Brief ::
Look through the entries below and report how many lines hold the string "index". Only the number is wanted.

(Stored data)

>>>

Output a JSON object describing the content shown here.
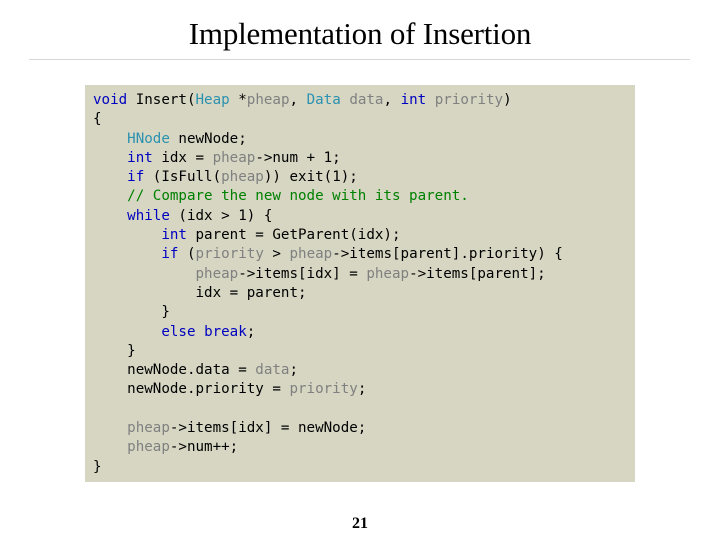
{
  "slide": {
    "title": "Implementation of Insertion",
    "page_number": "21"
  },
  "colors": {
    "code_background": "#d6d6c3",
    "keyword": "#0000c0",
    "type": "#2b91af",
    "parameter": "#808080",
    "comment": "#008000",
    "plain": "#000000"
  },
  "code": {
    "language": "C",
    "lines": [
      [
        {
          "t": "kw",
          "v": "void"
        },
        {
          "t": "plain",
          "v": " Insert("
        },
        {
          "t": "type",
          "v": "Heap"
        },
        {
          "t": "plain",
          "v": " *"
        },
        {
          "t": "param",
          "v": "pheap"
        },
        {
          "t": "plain",
          "v": ", "
        },
        {
          "t": "type",
          "v": "Data"
        },
        {
          "t": "plain",
          "v": " "
        },
        {
          "t": "param",
          "v": "data"
        },
        {
          "t": "plain",
          "v": ", "
        },
        {
          "t": "kw",
          "v": "int"
        },
        {
          "t": "plain",
          "v": " "
        },
        {
          "t": "param",
          "v": "priority"
        },
        {
          "t": "plain",
          "v": ")"
        }
      ],
      [
        {
          "t": "plain",
          "v": "{"
        }
      ],
      [
        {
          "t": "plain",
          "v": "    "
        },
        {
          "t": "type",
          "v": "HNode"
        },
        {
          "t": "plain",
          "v": " newNode;"
        }
      ],
      [
        {
          "t": "plain",
          "v": "    "
        },
        {
          "t": "kw",
          "v": "int"
        },
        {
          "t": "plain",
          "v": " idx = "
        },
        {
          "t": "param",
          "v": "pheap"
        },
        {
          "t": "plain",
          "v": "->num + 1;"
        }
      ],
      [
        {
          "t": "plain",
          "v": "    "
        },
        {
          "t": "kw",
          "v": "if"
        },
        {
          "t": "plain",
          "v": " (IsFull("
        },
        {
          "t": "param",
          "v": "pheap"
        },
        {
          "t": "plain",
          "v": ")) exit(1);"
        }
      ],
      [
        {
          "t": "plain",
          "v": "    "
        },
        {
          "t": "comment",
          "v": "// Compare the new node with its parent."
        }
      ],
      [
        {
          "t": "plain",
          "v": "    "
        },
        {
          "t": "kw",
          "v": "while"
        },
        {
          "t": "plain",
          "v": " (idx > 1) {"
        }
      ],
      [
        {
          "t": "plain",
          "v": "        "
        },
        {
          "t": "kw",
          "v": "int"
        },
        {
          "t": "plain",
          "v": " parent = GetParent(idx);"
        }
      ],
      [
        {
          "t": "plain",
          "v": "        "
        },
        {
          "t": "kw",
          "v": "if"
        },
        {
          "t": "plain",
          "v": " ("
        },
        {
          "t": "param",
          "v": "priority"
        },
        {
          "t": "plain",
          "v": " > "
        },
        {
          "t": "param",
          "v": "pheap"
        },
        {
          "t": "plain",
          "v": "->items[parent].priority) {"
        }
      ],
      [
        {
          "t": "plain",
          "v": "            "
        },
        {
          "t": "param",
          "v": "pheap"
        },
        {
          "t": "plain",
          "v": "->items[idx] = "
        },
        {
          "t": "param",
          "v": "pheap"
        },
        {
          "t": "plain",
          "v": "->items[parent];"
        }
      ],
      [
        {
          "t": "plain",
          "v": "            idx = parent;"
        }
      ],
      [
        {
          "t": "plain",
          "v": "        }"
        }
      ],
      [
        {
          "t": "plain",
          "v": "        "
        },
        {
          "t": "kw",
          "v": "else"
        },
        {
          "t": "plain",
          "v": " "
        },
        {
          "t": "kw",
          "v": "break"
        },
        {
          "t": "plain",
          "v": ";"
        }
      ],
      [
        {
          "t": "plain",
          "v": "    }"
        }
      ],
      [
        {
          "t": "plain",
          "v": "    newNode.data = "
        },
        {
          "t": "param",
          "v": "data"
        },
        {
          "t": "plain",
          "v": ";"
        }
      ],
      [
        {
          "t": "plain",
          "v": "    newNode.priority = "
        },
        {
          "t": "param",
          "v": "priority"
        },
        {
          "t": "plain",
          "v": ";"
        }
      ],
      [
        {
          "t": "plain",
          "v": ""
        }
      ],
      [
        {
          "t": "plain",
          "v": "    "
        },
        {
          "t": "param",
          "v": "pheap"
        },
        {
          "t": "plain",
          "v": "->items[idx] = newNode;"
        }
      ],
      [
        {
          "t": "plain",
          "v": "    "
        },
        {
          "t": "param",
          "v": "pheap"
        },
        {
          "t": "plain",
          "v": "->num++;"
        }
      ],
      [
        {
          "t": "plain",
          "v": "}"
        }
      ]
    ]
  }
}
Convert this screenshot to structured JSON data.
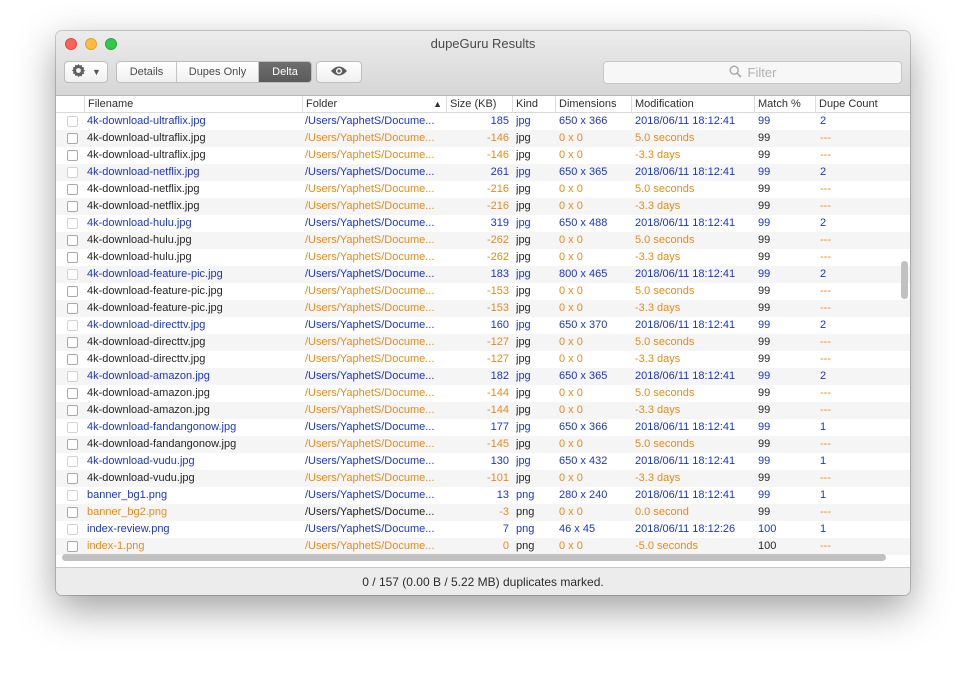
{
  "window": {
    "title": "dupeGuru Results"
  },
  "toolbar": {
    "gear_icon": "gear-icon",
    "view_modes": [
      "Details",
      "Dupes Only",
      "Delta"
    ],
    "active_mode": "Delta",
    "eye_icon": "eye-icon",
    "filter_placeholder": "Filter"
  },
  "columns": [
    "Filename",
    "Folder",
    "Size (KB)",
    "Kind",
    "Dimensions",
    "Modification",
    "Match %",
    "Dupe Count"
  ],
  "sort": {
    "column": "Folder",
    "direction": "ascending"
  },
  "colors": {
    "reference": "#1b35c8",
    "delta": "#ea8a14",
    "normal": "#262626"
  },
  "rows": [
    {
      "ref": true,
      "name": "4k-download-ultraflix.jpg",
      "folder": "/Users/YaphetS/Docume...",
      "size": "185",
      "kind": "jpg",
      "dims": "650 x 366",
      "mod": "2018/06/11 18:12:41",
      "match": "99",
      "dupe": "2"
    },
    {
      "ref": false,
      "name": "4k-download-ultraflix.jpg",
      "folder": "/Users/YaphetS/Docume...",
      "size": "-146",
      "kind": "jpg",
      "dims": "0 x 0",
      "mod": "5.0 seconds",
      "match": "99",
      "dupe": "---"
    },
    {
      "ref": false,
      "name": "4k-download-ultraflix.jpg",
      "folder": "/Users/YaphetS/Docume...",
      "size": "-146",
      "kind": "jpg",
      "dims": "0 x 0",
      "mod": "-3.3 days",
      "match": "99",
      "dupe": "---"
    },
    {
      "ref": true,
      "name": "4k-download-netflix.jpg",
      "folder": "/Users/YaphetS/Docume...",
      "size": "261",
      "kind": "jpg",
      "dims": "650 x 365",
      "mod": "2018/06/11 18:12:41",
      "match": "99",
      "dupe": "2"
    },
    {
      "ref": false,
      "name": "4k-download-netflix.jpg",
      "folder": "/Users/YaphetS/Docume...",
      "size": "-216",
      "kind": "jpg",
      "dims": "0 x 0",
      "mod": "5.0 seconds",
      "match": "99",
      "dupe": "---"
    },
    {
      "ref": false,
      "name": "4k-download-netflix.jpg",
      "folder": "/Users/YaphetS/Docume...",
      "size": "-216",
      "kind": "jpg",
      "dims": "0 x 0",
      "mod": "-3.3 days",
      "match": "99",
      "dupe": "---"
    },
    {
      "ref": true,
      "name": "4k-download-hulu.jpg",
      "folder": "/Users/YaphetS/Docume...",
      "size": "319",
      "kind": "jpg",
      "dims": "650 x 488",
      "mod": "2018/06/11 18:12:41",
      "match": "99",
      "dupe": "2"
    },
    {
      "ref": false,
      "name": "4k-download-hulu.jpg",
      "folder": "/Users/YaphetS/Docume...",
      "size": "-262",
      "kind": "jpg",
      "dims": "0 x 0",
      "mod": "5.0 seconds",
      "match": "99",
      "dupe": "---"
    },
    {
      "ref": false,
      "name": "4k-download-hulu.jpg",
      "folder": "/Users/YaphetS/Docume...",
      "size": "-262",
      "kind": "jpg",
      "dims": "0 x 0",
      "mod": "-3.3 days",
      "match": "99",
      "dupe": "---"
    },
    {
      "ref": true,
      "name": "4k-download-feature-pic.jpg",
      "folder": "/Users/YaphetS/Docume...",
      "size": "183",
      "kind": "jpg",
      "dims": "800 x 465",
      "mod": "2018/06/11 18:12:41",
      "match": "99",
      "dupe": "2"
    },
    {
      "ref": false,
      "name": "4k-download-feature-pic.jpg",
      "folder": "/Users/YaphetS/Docume...",
      "size": "-153",
      "kind": "jpg",
      "dims": "0 x 0",
      "mod": "5.0 seconds",
      "match": "99",
      "dupe": "---"
    },
    {
      "ref": false,
      "name": "4k-download-feature-pic.jpg",
      "folder": "/Users/YaphetS/Docume...",
      "size": "-153",
      "kind": "jpg",
      "dims": "0 x 0",
      "mod": "-3.3 days",
      "match": "99",
      "dupe": "---"
    },
    {
      "ref": true,
      "name": "4k-download-directtv.jpg",
      "folder": "/Users/YaphetS/Docume...",
      "size": "160",
      "kind": "jpg",
      "dims": "650 x 370",
      "mod": "2018/06/11 18:12:41",
      "match": "99",
      "dupe": "2"
    },
    {
      "ref": false,
      "name": "4k-download-directtv.jpg",
      "folder": "/Users/YaphetS/Docume...",
      "size": "-127",
      "kind": "jpg",
      "dims": "0 x 0",
      "mod": "5.0 seconds",
      "match": "99",
      "dupe": "---"
    },
    {
      "ref": false,
      "name": "4k-download-directtv.jpg",
      "folder": "/Users/YaphetS/Docume...",
      "size": "-127",
      "kind": "jpg",
      "dims": "0 x 0",
      "mod": "-3.3 days",
      "match": "99",
      "dupe": "---"
    },
    {
      "ref": true,
      "name": "4k-download-amazon.jpg",
      "folder": "/Users/YaphetS/Docume...",
      "size": "182",
      "kind": "jpg",
      "dims": "650 x 365",
      "mod": "2018/06/11 18:12:41",
      "match": "99",
      "dupe": "2"
    },
    {
      "ref": false,
      "name": "4k-download-amazon.jpg",
      "folder": "/Users/YaphetS/Docume...",
      "size": "-144",
      "kind": "jpg",
      "dims": "0 x 0",
      "mod": "5.0 seconds",
      "match": "99",
      "dupe": "---"
    },
    {
      "ref": false,
      "name": "4k-download-amazon.jpg",
      "folder": "/Users/YaphetS/Docume...",
      "size": "-144",
      "kind": "jpg",
      "dims": "0 x 0",
      "mod": "-3.3 days",
      "match": "99",
      "dupe": "---"
    },
    {
      "ref": true,
      "name": "4k-download-fandangonow.jpg",
      "folder": "/Users/YaphetS/Docume...",
      "size": "177",
      "kind": "jpg",
      "dims": "650 x 366",
      "mod": "2018/06/11 18:12:41",
      "match": "99",
      "dupe": "1"
    },
    {
      "ref": false,
      "name": "4k-download-fandangonow.jpg",
      "folder": "/Users/YaphetS/Docume...",
      "size": "-145",
      "kind": "jpg",
      "dims": "0 x 0",
      "mod": "5.0 seconds",
      "match": "99",
      "dupe": "---"
    },
    {
      "ref": true,
      "name": "4k-download-vudu.jpg",
      "folder": "/Users/YaphetS/Docume...",
      "size": "130",
      "kind": "jpg",
      "dims": "650 x 432",
      "mod": "2018/06/11 18:12:41",
      "match": "99",
      "dupe": "1"
    },
    {
      "ref": false,
      "name": "4k-download-vudu.jpg",
      "folder": "/Users/YaphetS/Docume...",
      "size": "-101",
      "kind": "jpg",
      "dims": "0 x 0",
      "mod": "-3.3 days",
      "match": "99",
      "dupe": "---"
    },
    {
      "ref": true,
      "name": "banner_bg1.png",
      "folder": "/Users/YaphetS/Docume...",
      "size": "13",
      "kind": "png",
      "dims": "280 x 240",
      "mod": "2018/06/11 18:12:41",
      "match": "99",
      "dupe": "1"
    },
    {
      "ref": false,
      "name": "banner_bg2.png",
      "folder": "/Users/YaphetS/Docume...",
      "size": "-3",
      "kind": "png",
      "dims": "0 x 0",
      "mod": "0.0 second",
      "match": "99",
      "dupe": "---",
      "name_delta": true
    },
    {
      "ref": true,
      "name": "index-review.png",
      "folder": "/Users/YaphetS/Docume...",
      "size": "7",
      "kind": "png",
      "dims": "46 x 45",
      "mod": "2018/06/11 18:12:26",
      "match": "100",
      "dupe": "1"
    },
    {
      "ref": false,
      "name": "index-1.png",
      "folder": "/Users/YaphetS/Docume...",
      "size": "0",
      "kind": "png",
      "dims": "0 x 0",
      "mod": "-5.0 seconds",
      "match": "100",
      "dupe": "---",
      "name_delta": true,
      "folder_delta": true
    }
  ],
  "status": {
    "text": "0 / 157 (0.00 B / 5.22 MB) duplicates marked."
  }
}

<<<

Written answer ::
2